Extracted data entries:
================================

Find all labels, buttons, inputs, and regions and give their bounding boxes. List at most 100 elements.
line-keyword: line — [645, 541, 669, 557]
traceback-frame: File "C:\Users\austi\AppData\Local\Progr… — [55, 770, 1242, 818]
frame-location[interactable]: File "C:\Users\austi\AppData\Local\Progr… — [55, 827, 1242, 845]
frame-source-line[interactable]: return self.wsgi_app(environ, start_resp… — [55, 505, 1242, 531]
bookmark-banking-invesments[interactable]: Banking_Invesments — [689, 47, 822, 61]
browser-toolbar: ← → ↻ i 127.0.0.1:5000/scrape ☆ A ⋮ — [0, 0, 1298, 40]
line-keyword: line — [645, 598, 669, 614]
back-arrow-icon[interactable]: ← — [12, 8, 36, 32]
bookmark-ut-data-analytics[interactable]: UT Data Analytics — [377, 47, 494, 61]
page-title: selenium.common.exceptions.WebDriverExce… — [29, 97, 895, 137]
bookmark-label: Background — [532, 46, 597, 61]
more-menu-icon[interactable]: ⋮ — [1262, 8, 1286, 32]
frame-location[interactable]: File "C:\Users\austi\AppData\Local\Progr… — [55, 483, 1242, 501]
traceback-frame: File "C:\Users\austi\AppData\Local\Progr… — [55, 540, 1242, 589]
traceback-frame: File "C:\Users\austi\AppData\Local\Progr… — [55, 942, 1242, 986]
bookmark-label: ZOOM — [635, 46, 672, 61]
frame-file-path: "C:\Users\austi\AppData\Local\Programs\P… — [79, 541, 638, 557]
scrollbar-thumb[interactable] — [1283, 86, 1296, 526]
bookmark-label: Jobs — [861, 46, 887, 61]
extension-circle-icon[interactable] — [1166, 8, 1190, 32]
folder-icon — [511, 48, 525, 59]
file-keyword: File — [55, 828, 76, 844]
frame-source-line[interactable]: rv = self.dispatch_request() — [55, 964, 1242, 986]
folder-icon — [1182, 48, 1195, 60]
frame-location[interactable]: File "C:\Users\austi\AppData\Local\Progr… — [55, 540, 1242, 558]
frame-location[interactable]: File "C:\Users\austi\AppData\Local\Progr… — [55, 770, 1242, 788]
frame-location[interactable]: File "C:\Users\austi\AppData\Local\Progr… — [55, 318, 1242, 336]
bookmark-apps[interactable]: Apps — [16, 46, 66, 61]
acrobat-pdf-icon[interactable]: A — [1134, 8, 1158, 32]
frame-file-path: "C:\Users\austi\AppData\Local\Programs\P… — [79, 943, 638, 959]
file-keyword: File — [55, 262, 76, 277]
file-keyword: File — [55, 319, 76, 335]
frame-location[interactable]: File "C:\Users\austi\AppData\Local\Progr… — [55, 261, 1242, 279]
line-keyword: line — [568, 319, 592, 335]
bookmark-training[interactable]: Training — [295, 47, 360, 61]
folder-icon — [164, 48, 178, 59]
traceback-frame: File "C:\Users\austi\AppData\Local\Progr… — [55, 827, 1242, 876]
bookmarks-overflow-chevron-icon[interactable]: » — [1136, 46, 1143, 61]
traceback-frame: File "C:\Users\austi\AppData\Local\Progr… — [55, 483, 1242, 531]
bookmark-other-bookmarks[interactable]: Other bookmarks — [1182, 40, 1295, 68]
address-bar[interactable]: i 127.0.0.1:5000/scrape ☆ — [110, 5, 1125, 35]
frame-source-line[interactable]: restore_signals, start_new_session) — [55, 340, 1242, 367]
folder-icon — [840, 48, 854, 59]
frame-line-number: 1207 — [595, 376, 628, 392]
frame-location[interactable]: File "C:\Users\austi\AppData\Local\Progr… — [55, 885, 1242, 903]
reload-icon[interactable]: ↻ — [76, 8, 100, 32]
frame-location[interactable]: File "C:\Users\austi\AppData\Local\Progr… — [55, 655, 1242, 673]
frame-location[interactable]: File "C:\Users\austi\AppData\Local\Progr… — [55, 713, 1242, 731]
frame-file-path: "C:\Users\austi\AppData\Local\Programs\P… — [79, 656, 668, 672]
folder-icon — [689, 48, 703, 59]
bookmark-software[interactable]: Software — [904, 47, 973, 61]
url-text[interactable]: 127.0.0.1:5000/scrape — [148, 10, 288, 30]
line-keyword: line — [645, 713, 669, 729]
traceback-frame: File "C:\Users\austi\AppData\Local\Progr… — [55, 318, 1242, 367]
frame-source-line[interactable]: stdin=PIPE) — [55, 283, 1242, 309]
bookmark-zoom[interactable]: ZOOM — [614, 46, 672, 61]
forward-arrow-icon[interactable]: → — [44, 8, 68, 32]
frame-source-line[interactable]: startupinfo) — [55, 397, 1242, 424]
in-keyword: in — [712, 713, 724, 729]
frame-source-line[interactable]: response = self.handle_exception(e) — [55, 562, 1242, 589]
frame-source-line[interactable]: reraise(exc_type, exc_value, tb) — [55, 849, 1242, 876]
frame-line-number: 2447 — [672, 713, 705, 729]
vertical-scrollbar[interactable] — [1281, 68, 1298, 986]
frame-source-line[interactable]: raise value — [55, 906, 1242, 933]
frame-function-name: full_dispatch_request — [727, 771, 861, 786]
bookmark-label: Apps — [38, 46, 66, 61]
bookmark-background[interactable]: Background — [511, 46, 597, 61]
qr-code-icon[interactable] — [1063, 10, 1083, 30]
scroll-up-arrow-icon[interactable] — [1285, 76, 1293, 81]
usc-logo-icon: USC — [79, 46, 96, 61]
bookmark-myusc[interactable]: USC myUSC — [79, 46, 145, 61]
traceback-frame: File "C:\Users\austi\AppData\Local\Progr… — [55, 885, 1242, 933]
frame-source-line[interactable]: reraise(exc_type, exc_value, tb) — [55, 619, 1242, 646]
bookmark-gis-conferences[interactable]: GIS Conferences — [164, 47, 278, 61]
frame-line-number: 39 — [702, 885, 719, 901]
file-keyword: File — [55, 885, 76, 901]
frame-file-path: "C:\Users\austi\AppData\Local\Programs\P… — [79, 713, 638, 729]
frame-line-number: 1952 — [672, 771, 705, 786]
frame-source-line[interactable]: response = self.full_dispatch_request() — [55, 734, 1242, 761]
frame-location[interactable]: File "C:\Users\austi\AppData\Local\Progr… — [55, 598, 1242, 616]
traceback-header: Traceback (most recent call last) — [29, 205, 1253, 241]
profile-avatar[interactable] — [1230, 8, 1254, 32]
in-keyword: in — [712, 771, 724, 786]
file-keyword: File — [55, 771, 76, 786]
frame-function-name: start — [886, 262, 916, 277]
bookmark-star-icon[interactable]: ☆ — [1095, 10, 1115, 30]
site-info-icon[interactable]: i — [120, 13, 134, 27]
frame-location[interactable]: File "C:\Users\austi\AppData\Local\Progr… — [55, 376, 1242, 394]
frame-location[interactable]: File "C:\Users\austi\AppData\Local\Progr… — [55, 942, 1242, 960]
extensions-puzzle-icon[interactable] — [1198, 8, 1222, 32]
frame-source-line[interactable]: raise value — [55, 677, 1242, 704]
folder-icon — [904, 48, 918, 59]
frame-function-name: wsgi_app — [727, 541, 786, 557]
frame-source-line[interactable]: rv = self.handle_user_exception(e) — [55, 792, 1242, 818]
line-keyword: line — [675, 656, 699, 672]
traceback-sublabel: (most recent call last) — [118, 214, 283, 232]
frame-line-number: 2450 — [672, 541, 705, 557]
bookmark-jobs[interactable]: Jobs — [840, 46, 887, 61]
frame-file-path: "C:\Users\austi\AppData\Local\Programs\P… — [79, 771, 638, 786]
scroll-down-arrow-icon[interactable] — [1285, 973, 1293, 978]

================================

Write each line of the data above as one string in a JSON list, leaving out blank lines.

Task response
[
  "Find all labels, buttons, inputs, and regions and give their bounding boxes. List at most 100 elements.",
  "line-keyword: line — [645, 541, 669, 557]",
  "traceback-frame: File \"C:\\Users\\austi\\AppData\\Local\\Progr… — [55, 770, 1242, 818]",
  "frame-location[interactable]: File \"C:\\Users\\austi\\AppData\\Local\\Progr… — [55, 827, 1242, 845]",
  "frame-source-line[interactable]: return self.wsgi_app(environ, start_resp… — [55, 505, 1242, 531]",
  "bookmark-banking-invesments[interactable]: Banking_Invesments — [689, 47, 822, 61]",
  "browser-toolbar: ← → ↻ i 127.0.0.1:5000/scrape ☆ A ⋮ — [0, 0, 1298, 40]",
  "line-keyword: line — [645, 598, 669, 614]",
  "back-arrow-icon[interactable]: ← — [12, 8, 36, 32]",
  "bookmark-ut-data-analytics[interactable]: UT Data Analytics — [377, 47, 494, 61]",
  "page-title: selenium.common.exceptions.WebDriverExce… — [29, 97, 895, 137]",
  "bookmark-label: Background — [532, 46, 597, 61]",
  "more-menu-icon[interactable]: ⋮ — [1262, 8, 1286, 32]",
  "frame-location[interactable]: File \"C:\\Users\\austi\\AppData\\Local\\Progr… — [55, 483, 1242, 501]",
  "traceback-frame: File \"C:\\Users\\austi\\AppData\\Local\\Progr… — [55, 540, 1242, 589]",
  "traceback-frame: File \"C:\\Users\\austi\\AppData\\Local\\Progr… — [55, 942, 1242, 986]",
  "bookmark-label: ZOOM — [635, 46, 672, 61]",
  "frame-file-path: \"C:\\Users\\austi\\AppData\\Local\\Programs\\P… — [79, 541, 638, 557]",
  "scrollbar-thumb[interactable] — [1283, 86, 1296, 526]",
  "bookmark-label: Jobs — [861, 46, 887, 61]",
  "extension-circle-icon[interactable] — [1166, 8, 1190, 32]",
  "folder-icon — [511, 48, 525, 59]",
  "file-keyword: File — [55, 828, 76, 844]",
  "frame-source-line[interactable]: rv = self.dispatch_request() — [55, 964, 1242, 986]",
  "folder-icon — [1182, 48, 1195, 60]",
  "frame-location[interactable]: File \"C:\\Users\\austi\\AppData\\Local\\Progr… — [55, 540, 1242, 558]",
  "frame-location[interactable]: File \"C:\\Users\\austi\\AppData\\Local\\Progr… — [55, 770, 1242, 788]",
  "frame-location[interactable]: File \"C:\\Users\\austi\\AppData\\Local\\Progr… — [55, 318, 1242, 336]",
  "bookmark-apps[interactable]: Apps — [16, 46, 66, 61]",
  "acrobat-pdf-icon[interactable]: A — [1134, 8, 1158, 32]",
  "frame-file-path: \"C:\\Users\\austi\\AppData\\Local\\Programs\\P… — [79, 943, 638, 959]",
  "file-keyword: File — [55, 262, 76, 277]",
  "file-keyword: File — [55, 319, 76, 335]",
  "frame-location[interactable]: File \"C:\\Users\\austi\\AppData\\Local\\Progr… — [55, 261, 1242, 279]",
  "line-keyword: line — [568, 319, 592, 335]",
  "bookmark-training[interactable]: Training — [295, 47, 360, 61]",
  "folder-icon — [164, 48, 178, 59]",
  "traceback-frame: File \"C:\\Users\\austi\\AppData\\Local\\Progr… — [55, 827, 1242, 876]",
  "bookmarks-overflow-chevron-icon[interactable]: » — [1136, 46, 1143, 61]",
  "traceback-frame: File \"C:\\Users\\austi\\AppData\\Local\\Progr… — [55, 483, 1242, 531]",
  "bookmark-other-bookmarks[interactable]: Other bookmarks — [1182, 40, 1295, 68]",
  "address-bar[interactable]: i 127.0.0.1:5000/scrape ☆ — [110, 5, 1125, 35]",
  "frame-source-line[interactable]: restore_signals, start_new_session) — [55, 340, 1242, 367]",
  "folder-icon — [840, 48, 854, 59]",
  "frame-line-number: 1207 — [595, 376, 628, 392]",
  "frame-location[interactable]: File \"C:\\Users\\austi\\AppData\\Local\\Progr… — [55, 885, 1242, 903]",
  "reload-icon[interactable]: ↻ — [76, 8, 100, 32]",
  "frame-location[interactable]: File \"C:\\Users\\austi\\AppData\\Local\\Progr… — [55, 655, 1242, 673]",
  "frame-location[interactable]: File \"C:\\Users\\austi\\AppData\\Local\\Progr… — [55, 713, 1242, 731]",
  "frame-file-path: \"C:\\Users\\austi\\AppData\\Local\\Programs\\P… — [79, 656, 668, 672]",
  "folder-icon — [689, 48, 703, 59]",
  "bookmark-software[interactable]: Software — [904, 47, 973, 61]",
  "url-text[interactable]: 127.0.0.1:5000/scrape — [148, 10, 288, 30]",
  "line-keyword: line — [645, 713, 669, 729]",
  "traceback-frame: File \"C:\\Users\\austi\\AppData\\Local\\Progr… — [55, 318, 1242, 367]",
  "frame-source-line[interactable]: stdin=PIPE) — [55, 283, 1242, 309]",
  "bookmark-zoom[interactable]: ZOOM — [614, 46, 672, 61]",
  "forward-arrow-icon[interactable]: → — [44, 8, 68, 32]",
  "frame-source-line[interactable]: startupinfo) — [55, 397, 1242, 424]",
  "in-keyword: in — [712, 713, 724, 729]",
  "frame-source-line[interactable]: response = self.handle_exception(e) — [55, 562, 1242, 589]",
  "frame-source-line[interactable]: reraise(exc_type, exc_value, tb) — [55, 849, 1242, 876]",
  "frame-line-number: 2447 — [672, 713, 705, 729]",
  "vertical-scrollbar[interactable] — [1281, 68, 1298, 986]",
  "frame-source-line[interactable]: raise value — [55, 906, 1242, 933]",
  "frame-function-name: full_dispatch_request — [727, 771, 861, 786]",
  "bookmark-label: Apps — [38, 46, 66, 61]",
  "bookmark-background[interactable]: Background — [511, 46, 597, 61]",
  "qr-code-icon[interactable] — [1063, 10, 1083, 30]",
  "scroll-up-arrow-icon[interactable] — [1285, 76, 1293, 81]",
  "usc-logo-icon: USC — [79, 46, 96, 61]",
  "bookmark-myusc[interactable]: USC myUSC — [79, 46, 145, 61]",
  "traceback-frame: File \"C:\\Users\\austi\\AppData\\Local\\Progr… — [55, 885, 1242, 933]",
  "frame-source-line[interactable]: reraise(exc_type, exc_value, tb) — [55, 619, 1242, 646]",
  "bookmark-gis-conferences[interactable]: GIS Conferences — [164, 47, 278, 61]",
  "frame-line-number: 39 — [702, 885, 719, 901]",
  "file-keyword: File — [55, 885, 76, 901]",
  "frame-file-path: \"C:\\Users\\austi\\AppData\\Local\\Programs\\P… — [79, 713, 638, 729]",
  "frame-line-number: 1952 — [672, 771, 705, 786]",
  "frame-source-line[interactable]: response = self.full_dispatch_request() — [55, 734, 1242, 761]",
  "frame-location[interactable]: File \"C:\\Users\\austi\\AppData\\Local\\Progr… — [55, 598, 1242, 616]",
  "traceback-header: Traceback (most recent call last) — [29, 205, 1253, 241]",
  "profile-avatar[interactable] — [1230, 8, 1254, 32]",
  "in-keyword: in — [712, 771, 724, 786]",
  "file-keyword: File — [55, 771, 76, 786]",
  "frame-function-name: start — [886, 262, 916, 277]",
  "bookmark-star-icon[interactable]: ☆ — [1095, 10, 1115, 30]",
  "site-info-icon[interactable]: i — [120, 13, 134, 27]",
  "frame-location[interactable]: File \"C:\\Users\\austi\\AppData\\Local\\Progr… — [55, 376, 1242, 394]",
  "frame-location[interactable]: File \"C:\\Users\\austi\\AppData\\Local\\Progr… — [55, 942, 1242, 960]",
  "extensions-puzzle-icon[interactable] — [1198, 8, 1222, 32]",
  "frame-source-line[interactable]: raise value — [55, 677, 1242, 704]",
  "folder-icon — [904, 48, 918, 59]",
  "frame-function-name: wsgi_app — [727, 541, 786, 557]",
  "frame-source-line[interactable]: rv = self.handle_user_exception(e) — [55, 792, 1242, 818]",
  "line-keyword: line — [675, 656, 699, 672]",
  "traceback-sublabel: (most recent call last) — [118, 214, 283, 232]",
  "frame-line-number: 2450 — [672, 541, 705, 557]",
  "bookmark-jobs[interactable]: Jobs — [840, 46, 887, 61]",
  "frame-file-path: \"C:\\Users\\austi\\AppData\\Local\\Programs\\P… — [79, 771, 638, 786]",
  "scroll-down-arrow-icon[interactable] — [1285, 973, 1293, 978]"
]